[RECORDS FOR THIS TASK]:
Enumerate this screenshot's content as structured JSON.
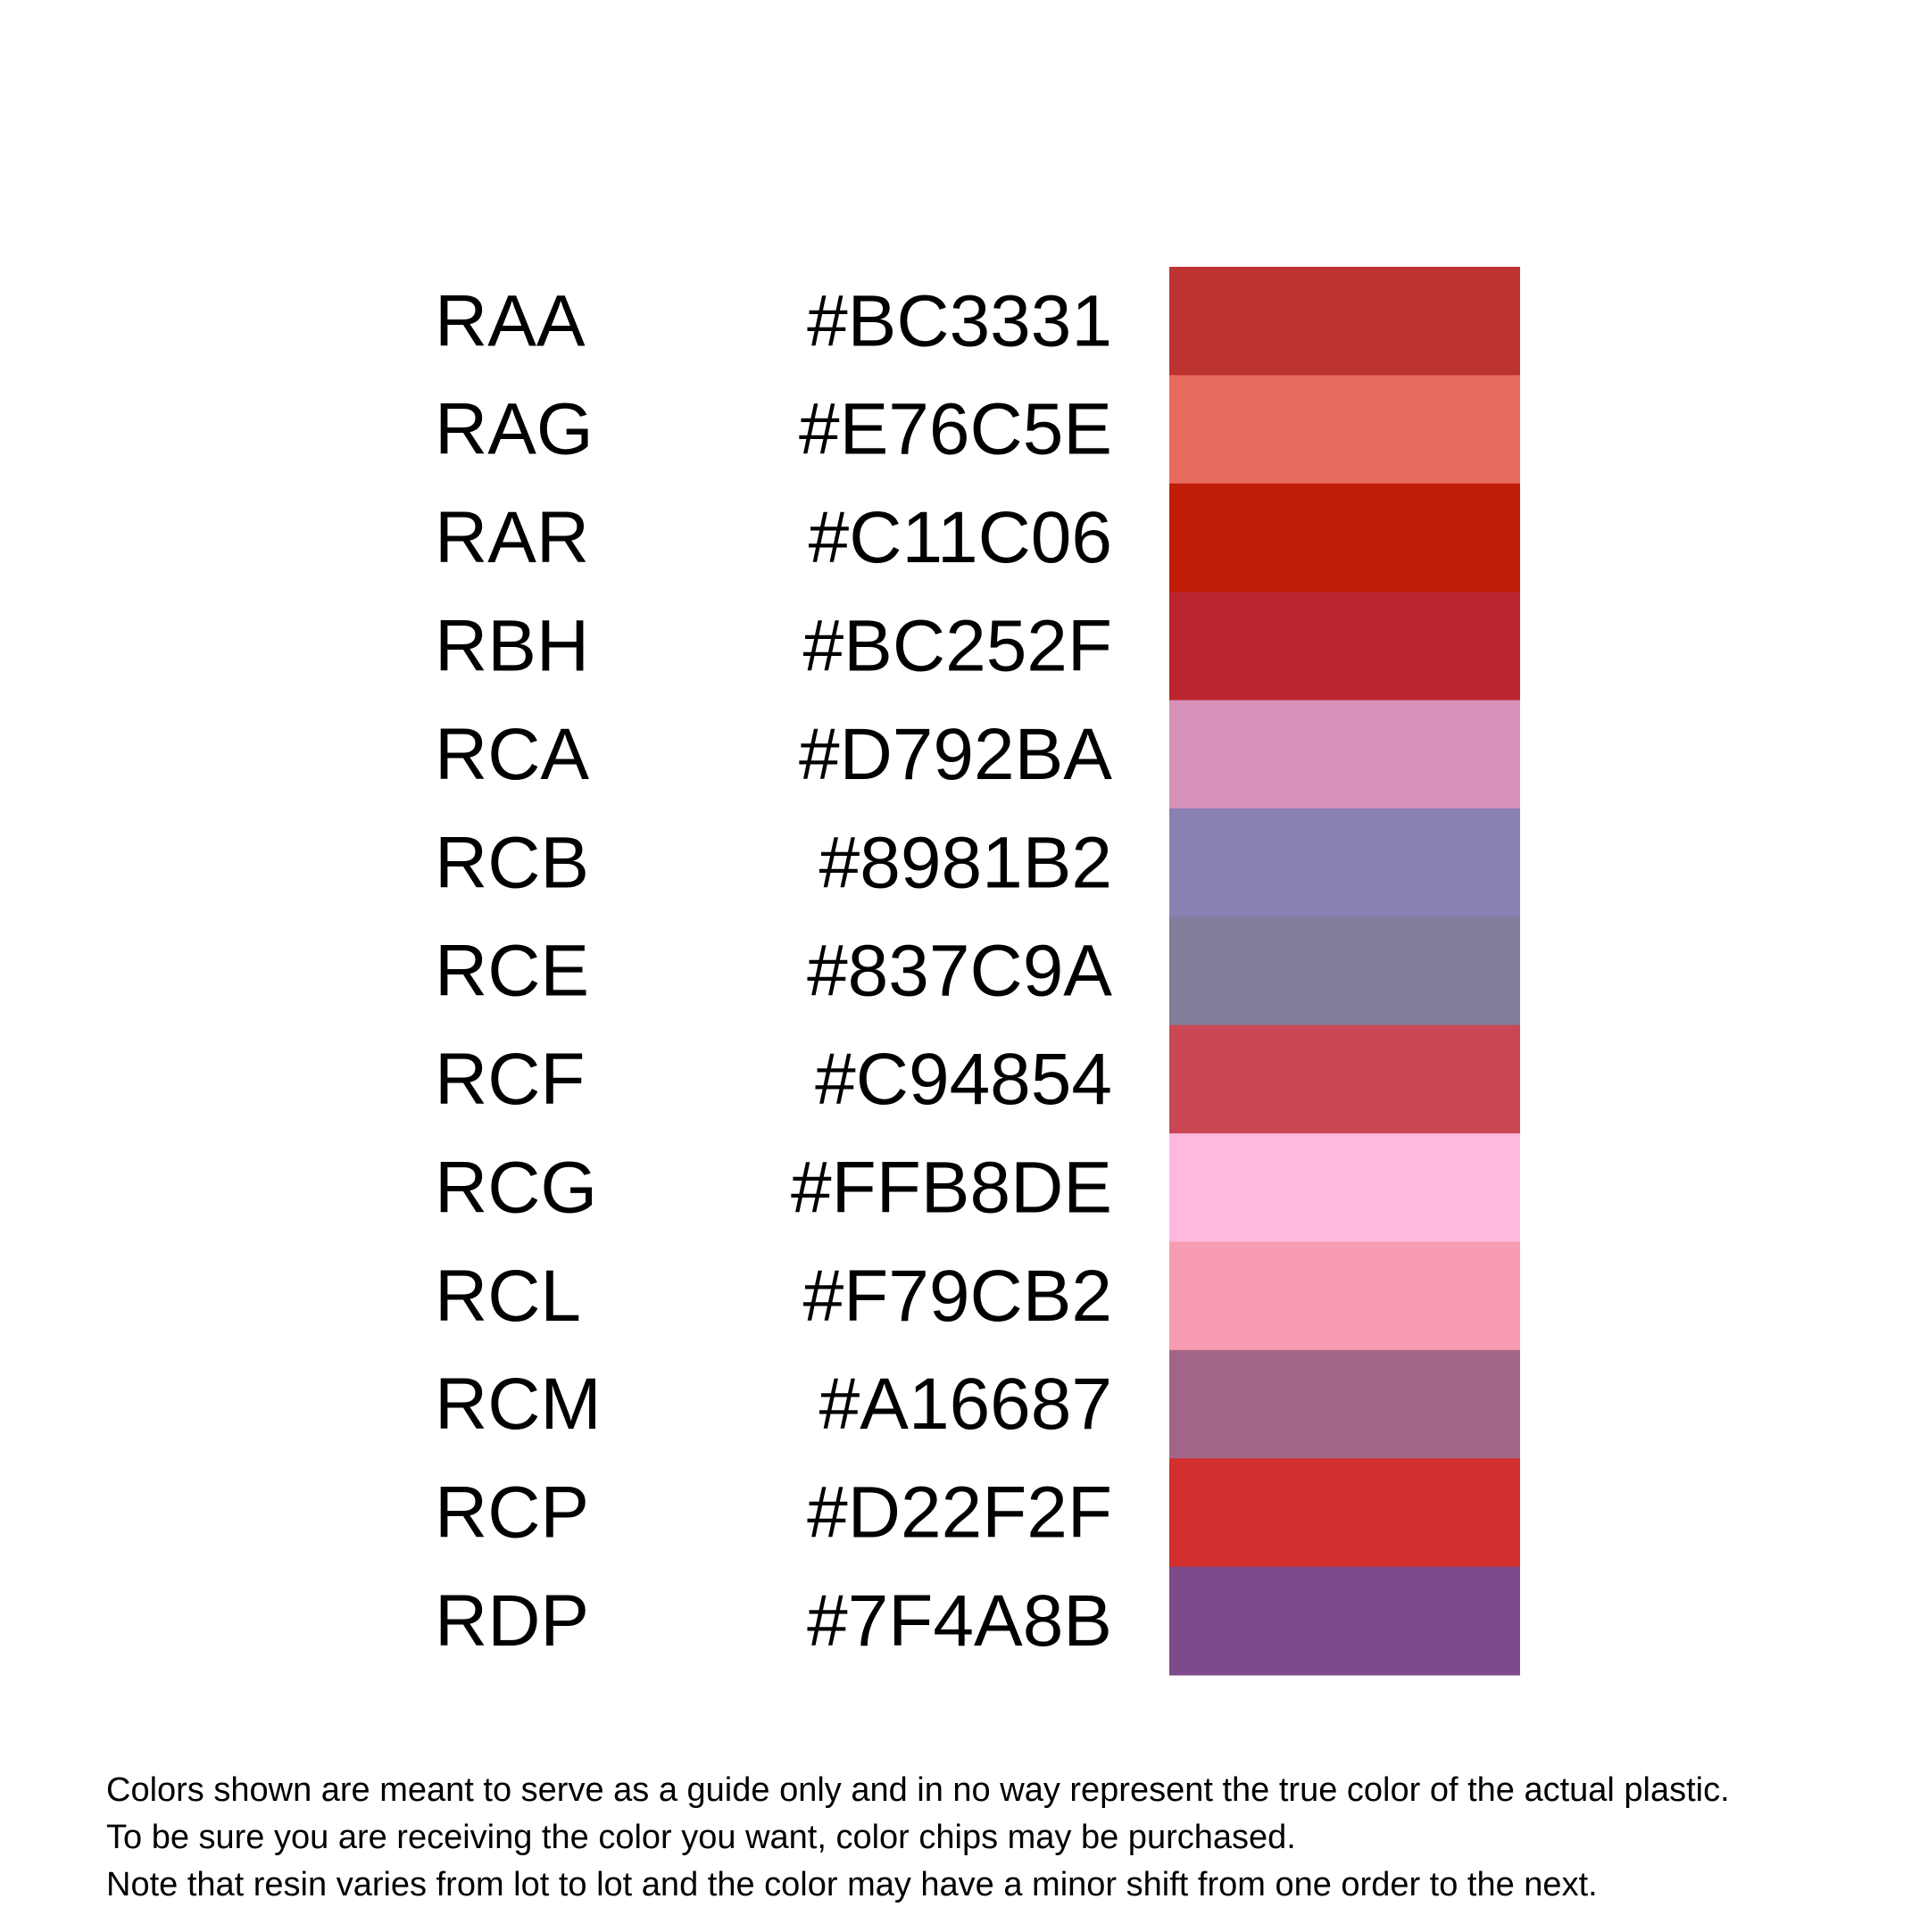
{
  "rows": [
    {
      "name": "RAA",
      "hex": "#BC3331"
    },
    {
      "name": "RAG",
      "hex": "#E76C5E"
    },
    {
      "name": "RAR",
      "hex": "#C11C06"
    },
    {
      "name": "RBH",
      "hex": "#BC252F"
    },
    {
      "name": "RCA",
      "hex": "#D792BA"
    },
    {
      "name": "RCB",
      "hex": "#8981B2"
    },
    {
      "name": "RCE",
      "hex": "#837C9A"
    },
    {
      "name": "RCF",
      "hex": "#C94854"
    },
    {
      "name": "RCG",
      "hex": "#FFB8DE"
    },
    {
      "name": "RCL",
      "hex": "#F79CB2"
    },
    {
      "name": "RCM",
      "hex": "#A16687"
    },
    {
      "name": "RCP",
      "hex": "#D22F2F"
    },
    {
      "name": "RDP",
      "hex": "#7F4A8B"
    }
  ],
  "footer": [
    "Colors shown are meant to serve as a guide only and in no way represent the true color of the actual plastic.",
    "To be sure you are receiving the color you want, color chips may be purchased.",
    "Note that resin varies from lot to lot and the color may have a minor shift from one order to the next."
  ]
}
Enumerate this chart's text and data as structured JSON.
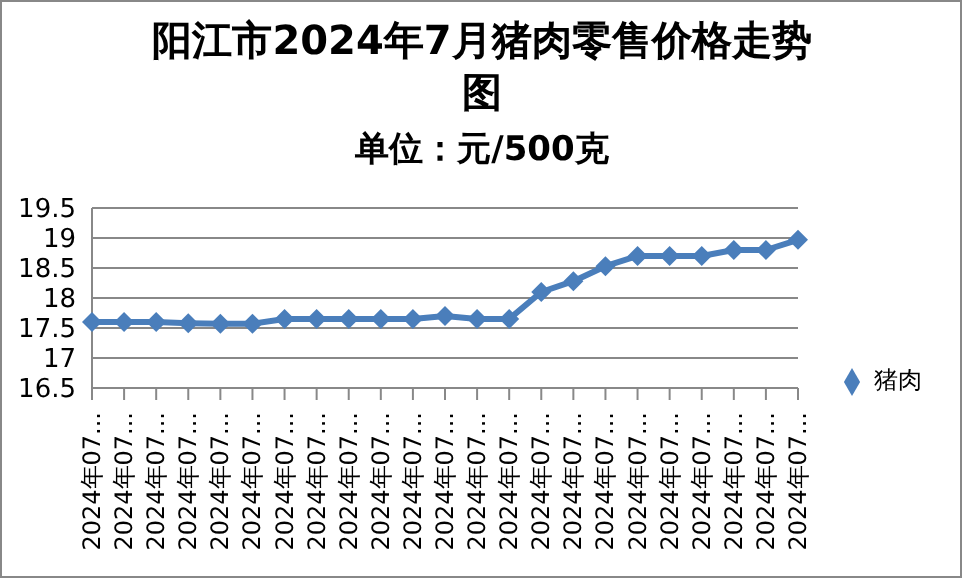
{
  "chart_data": {
    "type": "line",
    "title": "阳江市2024年7月猪肉零售价格走势图",
    "subtitle": "单位：元/500克",
    "categories": [
      "2024年07...",
      "2024年07...",
      "2024年07...",
      "2024年07...",
      "2024年07...",
      "2024年07...",
      "2024年07...",
      "2024年07...",
      "2024年07...",
      "2024年07...",
      "2024年07...",
      "2024年07...",
      "2024年07...",
      "2024年07...",
      "2024年07...",
      "2024年07...",
      "2024年07...",
      "2024年07...",
      "2024年07...",
      "2024年07...",
      "2024年07...",
      "2024年07...",
      "2024年07..."
    ],
    "series": [
      {
        "name": "猪肉",
        "color": "#4a7ebb",
        "values": [
          17.6,
          17.6,
          17.6,
          17.58,
          17.57,
          17.57,
          17.65,
          17.65,
          17.65,
          17.65,
          17.65,
          17.7,
          17.65,
          17.65,
          18.1,
          18.28,
          18.53,
          18.7,
          18.7,
          18.7,
          18.8,
          18.8,
          18.97
        ]
      }
    ],
    "ylim": [
      16.5,
      19.5
    ],
    "yticks": [
      16.5,
      17,
      17.5,
      18,
      18.5,
      19,
      19.5
    ],
    "grid": "y",
    "legend": "right",
    "marker": "diamond",
    "line_style": "solid"
  }
}
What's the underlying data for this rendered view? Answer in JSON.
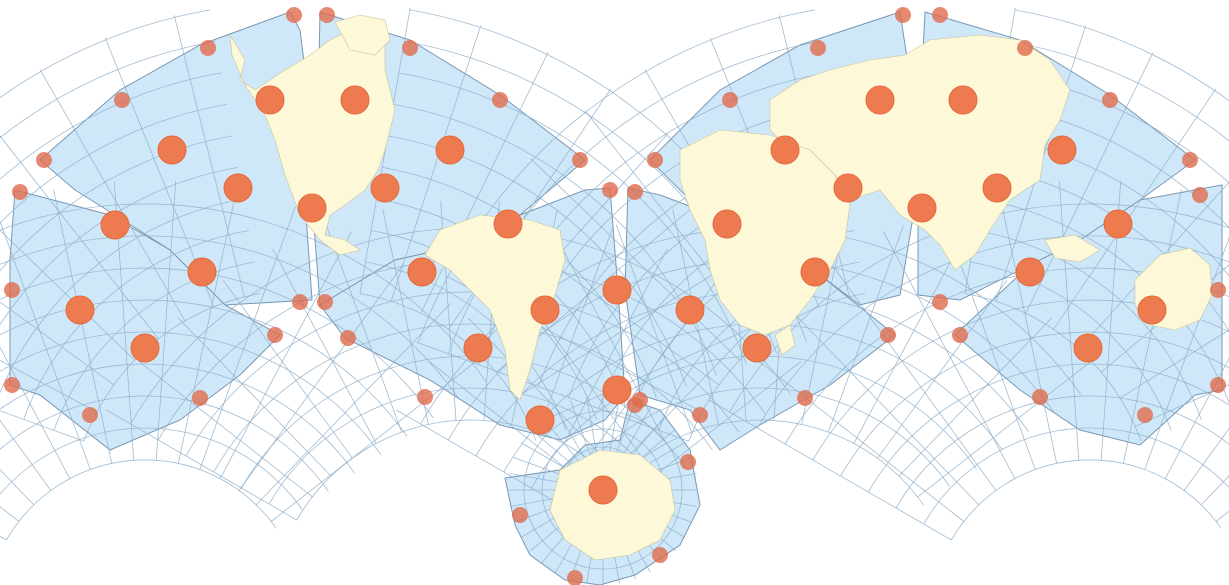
{
  "map": {
    "projection_kind": "interrupted polyhedral world map with Tissot indicatrix circles",
    "colors": {
      "ocean": "#cfe8f9",
      "land": "#fdf8d8",
      "tissot": "#ee7b4f",
      "graticule": "#8fb0cc",
      "lobe_outline": "#7a97b3",
      "background": "#ffffff"
    },
    "features": [
      "graticule",
      "tissot-indicatrix",
      "continents",
      "interrupted-lobes"
    ]
  }
}
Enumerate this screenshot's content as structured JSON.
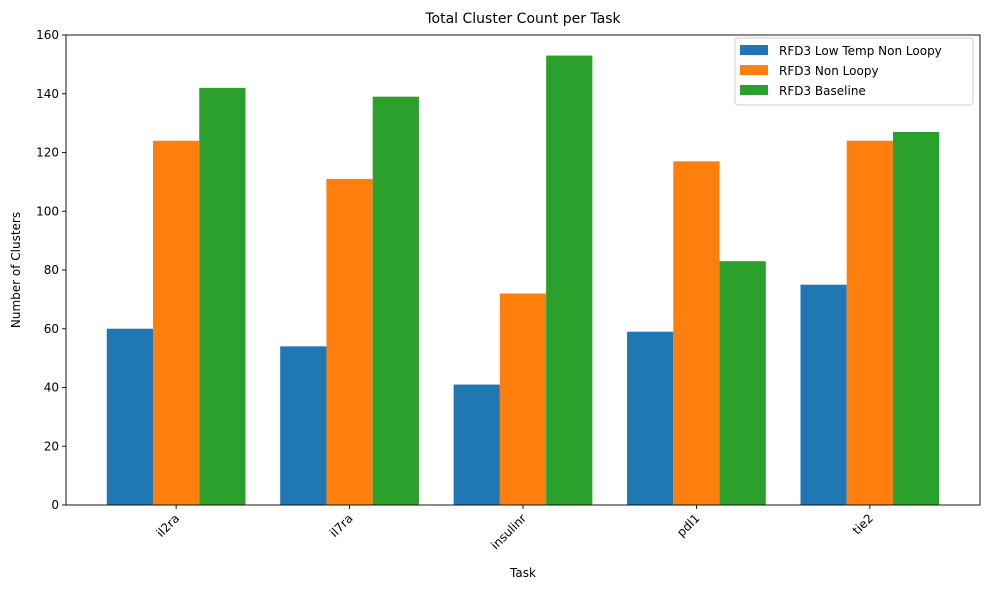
{
  "chart_data": {
    "type": "bar",
    "title": "Total Cluster Count per Task",
    "xlabel": "Task",
    "ylabel": "Number of Clusters",
    "categories": [
      "il2ra",
      "il7ra",
      "insulinr",
      "pdl1",
      "tie2"
    ],
    "series": [
      {
        "name": "RFD3 Low Temp Non Loopy",
        "color": "#1f77b4",
        "values": [
          60,
          54,
          41,
          59,
          75
        ]
      },
      {
        "name": "RFD3 Non Loopy",
        "color": "#ff7f0e",
        "values": [
          124,
          111,
          72,
          117,
          124
        ]
      },
      {
        "name": "RFD3 Baseline",
        "color": "#2ca02c",
        "values": [
          142,
          139,
          153,
          83,
          127
        ]
      }
    ],
    "ylim": [
      0,
      160
    ],
    "yticks": [
      0,
      20,
      40,
      60,
      80,
      100,
      120,
      140,
      160
    ],
    "grid": false,
    "legend_position": "top-right"
  }
}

[EXERCISE TASK]: Do not copy the pictures, but repeat every line exactly.

[RESPONSE TO THIS TASK]:
Enumerate this screenshot's content as structured JSON.
{
  "rows": [
    {
      "name": "RAA",
      "hex": "#BC3331"
    },
    {
      "name": "RAG",
      "hex": "#E76C5E"
    },
    {
      "name": "RAR",
      "hex": "#C11C06"
    },
    {
      "name": "RBH",
      "hex": "#BC252F"
    },
    {
      "name": "RCA",
      "hex": "#D792BA"
    },
    {
      "name": "RCB",
      "hex": "#8981B2"
    },
    {
      "name": "RCE",
      "hex": "#837C9A"
    },
    {
      "name": "RCF",
      "hex": "#C94854"
    },
    {
      "name": "RCG",
      "hex": "#FFB8DE"
    },
    {
      "name": "RCL",
      "hex": "#F79CB2"
    },
    {
      "name": "RCM",
      "hex": "#A16687"
    },
    {
      "name": "RCP",
      "hex": "#D22F2F"
    },
    {
      "name": "RDP",
      "hex": "#7F4A8B"
    }
  ],
  "footer": [
    "Colors shown are meant to serve as a guide only and in no way represent the true color of the actual plastic.",
    "To be sure you are receiving the color you want, color chips may be purchased.",
    "Note that resin varies from lot to lot and the color may have a minor shift from one order to the next."
  ]
}
Enumerate this chart's text and data as structured JSON.
{
  "chart_data": {
    "type": "line",
    "title": "阳江市2024年7月猪肉零售价格走势图",
    "subtitle": "单位：元/500克",
    "categories": [
      "2024年07...",
      "2024年07...",
      "2024年07...",
      "2024年07...",
      "2024年07...",
      "2024年07...",
      "2024年07...",
      "2024年07...",
      "2024年07...",
      "2024年07...",
      "2024年07...",
      "2024年07...",
      "2024年07...",
      "2024年07...",
      "2024年07...",
      "2024年07...",
      "2024年07...",
      "2024年07...",
      "2024年07...",
      "2024年07...",
      "2024年07...",
      "2024年07...",
      "2024年07..."
    ],
    "series": [
      {
        "name": "猪肉",
        "color": "#4a7ebb",
        "values": [
          17.6,
          17.6,
          17.6,
          17.58,
          17.57,
          17.57,
          17.65,
          17.65,
          17.65,
          17.65,
          17.65,
          17.7,
          17.65,
          17.65,
          18.1,
          18.28,
          18.53,
          18.7,
          18.7,
          18.7,
          18.8,
          18.8,
          18.97
        ]
      }
    ],
    "ylim": [
      16.5,
      19.5
    ],
    "yticks": [
      16.5,
      17,
      17.5,
      18,
      18.5,
      19,
      19.5
    ],
    "grid": "y",
    "legend": "right",
    "marker": "diamond",
    "line_style": "solid"
  }
}
What's the underlying data for this rendered view? Answer in JSON.
{
  "map": {
    "projection_kind": "interrupted polyhedral world map with Tissot indicatrix circles",
    "colors": {
      "ocean": "#cfe8f9",
      "land": "#fdf8d8",
      "tissot": "#ee7b4f",
      "graticule": "#8fb0cc",
      "lobe_outline": "#7a97b3",
      "background": "#ffffff"
    },
    "features": [
      "graticule",
      "tissot-indicatrix",
      "continents",
      "interrupted-lobes"
    ]
  }
}
Enumerate this screenshot's content as structured JSON.
{
  "chart_data": {
    "type": "bar",
    "title": "Total Cluster Count per Task",
    "xlabel": "Task",
    "ylabel": "Number of Clusters",
    "categories": [
      "il2ra",
      "il7ra",
      "insulinr",
      "pdl1",
      "tie2"
    ],
    "series": [
      {
        "name": "RFD3 Low Temp Non Loopy",
        "color": "#1f77b4",
        "values": [
          60,
          54,
          41,
          59,
          75
        ]
      },
      {
        "name": "RFD3 Non Loopy",
        "color": "#ff7f0e",
        "values": [
          124,
          111,
          72,
          117,
          124
        ]
      },
      {
        "name": "RFD3 Baseline",
        "color": "#2ca02c",
        "values": [
          142,
          139,
          153,
          83,
          127
        ]
      }
    ],
    "ylim": [
      0,
      160
    ],
    "yticks": [
      0,
      20,
      40,
      60,
      80,
      100,
      120,
      140,
      160
    ],
    "grid": false,
    "legend_position": "top-right"
  }
}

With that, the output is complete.